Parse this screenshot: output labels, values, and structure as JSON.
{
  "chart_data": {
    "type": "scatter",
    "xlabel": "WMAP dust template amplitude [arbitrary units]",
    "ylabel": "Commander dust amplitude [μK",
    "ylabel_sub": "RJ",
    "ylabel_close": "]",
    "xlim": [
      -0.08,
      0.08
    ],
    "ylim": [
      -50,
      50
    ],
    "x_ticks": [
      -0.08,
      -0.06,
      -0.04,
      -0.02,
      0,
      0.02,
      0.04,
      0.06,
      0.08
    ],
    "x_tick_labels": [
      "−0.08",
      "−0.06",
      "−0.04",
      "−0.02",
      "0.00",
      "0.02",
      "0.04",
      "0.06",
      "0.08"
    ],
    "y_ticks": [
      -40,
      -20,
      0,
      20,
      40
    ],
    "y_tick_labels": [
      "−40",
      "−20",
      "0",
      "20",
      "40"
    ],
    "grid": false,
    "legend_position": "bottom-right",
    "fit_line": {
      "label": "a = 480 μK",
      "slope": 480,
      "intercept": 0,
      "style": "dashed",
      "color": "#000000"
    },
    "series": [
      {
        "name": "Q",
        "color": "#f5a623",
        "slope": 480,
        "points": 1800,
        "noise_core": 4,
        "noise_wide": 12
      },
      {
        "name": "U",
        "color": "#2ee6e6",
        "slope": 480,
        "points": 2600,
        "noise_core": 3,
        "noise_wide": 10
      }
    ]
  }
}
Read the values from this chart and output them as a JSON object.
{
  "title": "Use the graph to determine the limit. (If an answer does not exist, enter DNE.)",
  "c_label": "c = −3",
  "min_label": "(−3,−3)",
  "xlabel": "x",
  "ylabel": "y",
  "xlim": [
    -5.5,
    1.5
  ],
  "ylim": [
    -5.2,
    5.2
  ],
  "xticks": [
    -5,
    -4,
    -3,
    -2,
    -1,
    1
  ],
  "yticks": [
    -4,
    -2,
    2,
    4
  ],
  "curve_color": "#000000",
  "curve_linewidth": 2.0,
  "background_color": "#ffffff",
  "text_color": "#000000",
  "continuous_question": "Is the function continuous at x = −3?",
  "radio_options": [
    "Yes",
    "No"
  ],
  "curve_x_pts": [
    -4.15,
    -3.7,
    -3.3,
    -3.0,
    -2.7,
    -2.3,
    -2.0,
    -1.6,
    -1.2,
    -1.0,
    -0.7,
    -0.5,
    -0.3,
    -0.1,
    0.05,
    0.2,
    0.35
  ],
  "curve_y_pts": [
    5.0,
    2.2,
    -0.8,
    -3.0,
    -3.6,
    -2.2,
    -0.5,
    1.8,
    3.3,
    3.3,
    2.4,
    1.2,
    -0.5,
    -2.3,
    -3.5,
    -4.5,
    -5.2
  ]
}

#### [Written instruction]
All of the data needs to be reproduced exactly, with no line missing.

#### [Result of the task]
Parse this screenshot: output labels, values, and structure as JSON.
{
  "chart_data": {
    "type": "scatter",
    "xlabel": "WMAP dust template amplitude [arbitrary units]",
    "ylabel": "Commander dust amplitude [μK",
    "ylabel_sub": "RJ",
    "ylabel_close": "]",
    "xlim": [
      -0.08,
      0.08
    ],
    "ylim": [
      -50,
      50
    ],
    "x_ticks": [
      -0.08,
      -0.06,
      -0.04,
      -0.02,
      0,
      0.02,
      0.04,
      0.06,
      0.08
    ],
    "x_tick_labels": [
      "−0.08",
      "−0.06",
      "−0.04",
      "−0.02",
      "0.00",
      "0.02",
      "0.04",
      "0.06",
      "0.08"
    ],
    "y_ticks": [
      -40,
      -20,
      0,
      20,
      40
    ],
    "y_tick_labels": [
      "−40",
      "−20",
      "0",
      "20",
      "40"
    ],
    "grid": false,
    "legend_position": "bottom-right",
    "fit_line": {
      "label": "a = 480 μK",
      "slope": 480,
      "intercept": 0,
      "style": "dashed",
      "color": "#000000"
    },
    "series": [
      {
        "name": "Q",
        "color": "#f5a623",
        "slope": 480,
        "points": 1800,
        "noise_core": 4,
        "noise_wide": 12
      },
      {
        "name": "U",
        "color": "#2ee6e6",
        "slope": 480,
        "points": 2600,
        "noise_core": 3,
        "noise_wide": 10
      }
    ]
  }
}
Read the values from this chart and output them as a JSON object.
{
  "title": "Use the graph to determine the limit. (If an answer does not exist, enter DNE.)",
  "c_label": "c = −3",
  "min_label": "(−3,−3)",
  "xlabel": "x",
  "ylabel": "y",
  "xlim": [
    -5.5,
    1.5
  ],
  "ylim": [
    -5.2,
    5.2
  ],
  "xticks": [
    -5,
    -4,
    -3,
    -2,
    -1,
    1
  ],
  "yticks": [
    -4,
    -2,
    2,
    4
  ],
  "curve_color": "#000000",
  "curve_linewidth": 2.0,
  "background_color": "#ffffff",
  "text_color": "#000000",
  "continuous_question": "Is the function continuous at x = −3?",
  "radio_options": [
    "Yes",
    "No"
  ],
  "curve_x_pts": [
    -4.15,
    -3.7,
    -3.3,
    -3.0,
    -2.7,
    -2.3,
    -2.0,
    -1.6,
    -1.2,
    -1.0,
    -0.7,
    -0.5,
    -0.3,
    -0.1,
    0.05,
    0.2,
    0.35
  ],
  "curve_y_pts": [
    5.0,
    2.2,
    -0.8,
    -3.0,
    -3.6,
    -2.2,
    -0.5,
    1.8,
    3.3,
    3.3,
    2.4,
    1.2,
    -0.5,
    -2.3,
    -3.5,
    -4.5,
    -5.2
  ]
}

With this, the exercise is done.